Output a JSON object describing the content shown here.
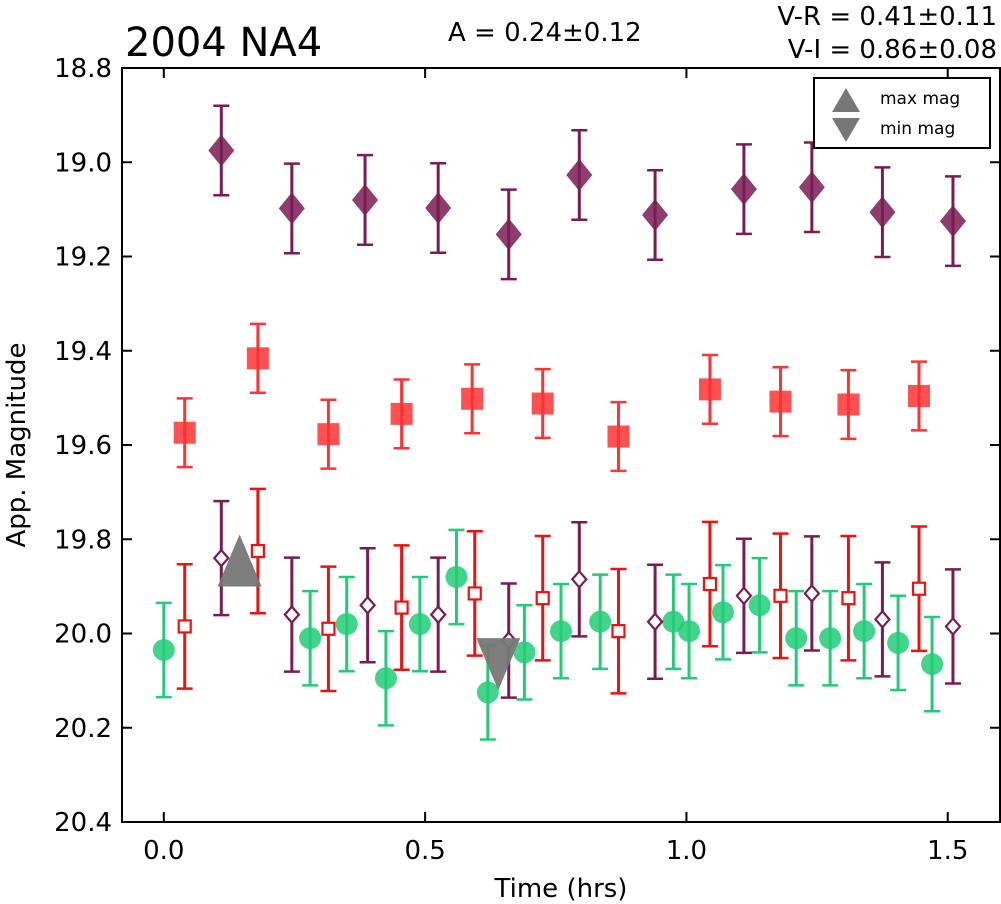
{
  "chart_data": {
    "type": "scatter",
    "title": "2004 NA4",
    "annotations": {
      "amplitude": "A  = 0.24±0.12",
      "v_r": "V-R = 0.41±0.11",
      "v_i": "V-I  = 0.86±0.08"
    },
    "xlabel": "Time (hrs)",
    "ylabel": "App. Magnitude",
    "xlim": [
      -0.08,
      1.6
    ],
    "ylim": [
      20.4,
      18.8
    ],
    "y_inverted": true,
    "grid": false,
    "xticks": [
      "0.0",
      "0.5",
      "1.0",
      "1.5"
    ],
    "yticks": [
      "18.8",
      "19.0",
      "19.2",
      "19.4",
      "19.6",
      "19.8",
      "20.0",
      "20.2",
      "20.4"
    ],
    "legend": {
      "placement": "top-right",
      "entries": [
        "max mag",
        "min mag"
      ]
    },
    "colors": {
      "purple": "#7a1b55",
      "red": "#ff3333",
      "red_err": "#ee1111",
      "green": "#22cc77",
      "gray": "#777777"
    },
    "series": [
      {
        "marker": "diamond",
        "filled": true,
        "color": "#7a1b55",
        "x": [
          0.11,
          0.245,
          0.385,
          0.525,
          0.66,
          0.795,
          0.94,
          1.11,
          1.24,
          1.375,
          1.51
        ],
        "y": [
          18.975,
          19.098,
          19.08,
          19.097,
          19.153,
          19.027,
          19.112,
          19.057,
          19.053,
          19.106,
          19.125
        ],
        "err": [
          0.095,
          0.095,
          0.095,
          0.095,
          0.095,
          0.095,
          0.095,
          0.095,
          0.095,
          0.095,
          0.095
        ]
      },
      {
        "marker": "square",
        "filled": true,
        "color": "#ff3333",
        "x": [
          0.04,
          0.18,
          0.315,
          0.455,
          0.59,
          0.725,
          0.87,
          1.045,
          1.18,
          1.31,
          1.445
        ],
        "y": [
          19.574,
          19.416,
          19.577,
          19.534,
          19.502,
          19.512,
          19.582,
          19.482,
          19.508,
          19.514,
          19.496
        ],
        "err": [
          0.073,
          0.073,
          0.073,
          0.073,
          0.073,
          0.073,
          0.073,
          0.073,
          0.073,
          0.073,
          0.073
        ]
      },
      {
        "marker": "circle",
        "filled": true,
        "color": "#22cc77",
        "x": [
          0.0,
          0.28,
          0.35,
          0.425,
          0.49,
          0.56,
          0.62,
          0.69,
          0.76,
          0.835,
          0.975,
          1.005,
          1.07,
          1.14,
          1.21,
          1.275,
          1.34,
          1.405,
          1.47
        ],
        "y": [
          20.035,
          20.01,
          19.98,
          20.095,
          19.98,
          19.88,
          20.125,
          20.04,
          19.995,
          19.975,
          19.975,
          19.995,
          19.955,
          19.94,
          20.01,
          20.01,
          19.995,
          20.02,
          20.065
        ],
        "err": [
          0.1,
          0.1,
          0.1,
          0.1,
          0.1,
          0.1,
          0.1,
          0.1,
          0.1,
          0.1,
          0.1,
          0.1,
          0.1,
          0.1,
          0.1,
          0.1,
          0.1,
          0.1,
          0.1
        ]
      },
      {
        "marker": "square",
        "filled": false,
        "color": "#ee1111",
        "x": [
          0.04,
          0.18,
          0.315,
          0.455,
          0.595,
          0.725,
          0.87,
          1.045,
          1.18,
          1.31,
          1.445
        ],
        "y": [
          19.985,
          19.825,
          19.99,
          19.945,
          19.915,
          19.925,
          19.995,
          19.895,
          19.92,
          19.925,
          19.905
        ],
        "err": [
          0.132,
          0.132,
          0.132,
          0.132,
          0.132,
          0.132,
          0.132,
          0.132,
          0.132,
          0.132,
          0.132
        ]
      },
      {
        "marker": "diamond",
        "filled": false,
        "color": "#7a1b55",
        "x": [
          0.11,
          0.245,
          0.39,
          0.525,
          0.66,
          0.795,
          0.94,
          1.11,
          1.24,
          1.375,
          1.51
        ],
        "y": [
          19.84,
          19.96,
          19.94,
          19.96,
          20.015,
          19.885,
          19.975,
          19.92,
          19.915,
          19.97,
          19.985
        ],
        "err": [
          0.121,
          0.121,
          0.121,
          0.121,
          0.121,
          0.121,
          0.121,
          0.121,
          0.121,
          0.121,
          0.121
        ]
      },
      {
        "marker": "triangle-up",
        "filled": true,
        "color": "#777777",
        "x": [
          0.145
        ],
        "y": [
          19.845
        ],
        "err": [
          0
        ]
      },
      {
        "marker": "triangle-down",
        "filled": true,
        "color": "#777777",
        "x": [
          0.64
        ],
        "y": [
          20.065
        ],
        "err": [
          0
        ]
      }
    ]
  }
}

> _EXERCISE OBJECTIVE_
Show every line of the records above that contains the word "triangle".

> _CORRECT RESPONSE_
        "marker": "triangle-up",
        "marker": "triangle-down",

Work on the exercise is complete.